Everything from the line containing "Read all visible content and emit it as JSON." down to the last line of the entries below must be transcribed exactly, and nothing else.

[start INFORMATION GIVEN]

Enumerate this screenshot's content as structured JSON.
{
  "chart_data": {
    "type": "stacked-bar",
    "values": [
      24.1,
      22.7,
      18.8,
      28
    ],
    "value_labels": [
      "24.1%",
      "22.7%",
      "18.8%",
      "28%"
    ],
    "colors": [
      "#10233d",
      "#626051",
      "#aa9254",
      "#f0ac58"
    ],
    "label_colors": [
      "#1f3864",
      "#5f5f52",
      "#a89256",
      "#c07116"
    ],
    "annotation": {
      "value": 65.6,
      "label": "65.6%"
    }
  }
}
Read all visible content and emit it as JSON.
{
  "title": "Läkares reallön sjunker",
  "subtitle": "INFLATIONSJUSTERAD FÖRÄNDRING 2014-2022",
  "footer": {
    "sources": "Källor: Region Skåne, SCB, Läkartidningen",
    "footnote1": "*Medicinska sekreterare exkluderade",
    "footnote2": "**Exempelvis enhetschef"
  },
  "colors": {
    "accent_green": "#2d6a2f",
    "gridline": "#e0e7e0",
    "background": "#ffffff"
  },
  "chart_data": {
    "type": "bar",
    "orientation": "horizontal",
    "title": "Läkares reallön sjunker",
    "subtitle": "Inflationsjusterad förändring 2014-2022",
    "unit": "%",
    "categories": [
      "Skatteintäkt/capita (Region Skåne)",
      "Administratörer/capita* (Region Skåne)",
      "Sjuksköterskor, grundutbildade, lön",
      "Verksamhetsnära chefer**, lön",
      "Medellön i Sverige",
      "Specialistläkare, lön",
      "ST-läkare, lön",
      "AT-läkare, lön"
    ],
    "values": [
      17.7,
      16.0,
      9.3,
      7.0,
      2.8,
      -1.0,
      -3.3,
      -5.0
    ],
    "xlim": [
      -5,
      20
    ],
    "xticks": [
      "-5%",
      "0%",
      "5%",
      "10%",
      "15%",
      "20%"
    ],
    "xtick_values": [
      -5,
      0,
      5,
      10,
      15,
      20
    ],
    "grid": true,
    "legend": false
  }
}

[end INFORMATION GIVEN]

■ **FULL RESPONSE**:
Read all visible content and emit it as JSON.
{
  "title": "Läkares reallön sjunker",
  "subtitle": "INFLATIONSJUSTERAD FÖRÄNDRING 2014-2022",
  "footer": {
    "sources": "Källor: Region Skåne, SCB, Läkartidningen",
    "footnote1": "*Medicinska sekreterare exkluderade",
    "footnote2": "**Exempelvis enhetschef"
  },
  "colors": {
    "accent_green": "#2d6a2f",
    "gridline": "#e0e7e0",
    "background": "#ffffff"
  },
  "chart_data": {
    "type": "bar",
    "orientation": "horizontal",
    "title": "Läkares reallön sjunker",
    "subtitle": "Inflationsjusterad förändring 2014-2022",
    "unit": "%",
    "categories": [
      "Skatteintäkt/capita (Region Skåne)",
      "Administratörer/capita* (Region Skåne)",
      "Sjuksköterskor, grundutbildade, lön",
      "Verksamhetsnära chefer**, lön",
      "Medellön i Sverige",
      "Specialistläkare, lön",
      "ST-läkare, lön",
      "AT-läkare, lön"
    ],
    "values": [
      17.7,
      16.0,
      9.3,
      7.0,
      2.8,
      -1.0,
      -3.3,
      -5.0
    ],
    "xlim": [
      -5,
      20
    ],
    "xticks": [
      "-5%",
      "0%",
      "5%",
      "10%",
      "15%",
      "20%"
    ],
    "xtick_values": [
      -5,
      0,
      5,
      10,
      15,
      20
    ],
    "grid": true,
    "legend": false
  }
}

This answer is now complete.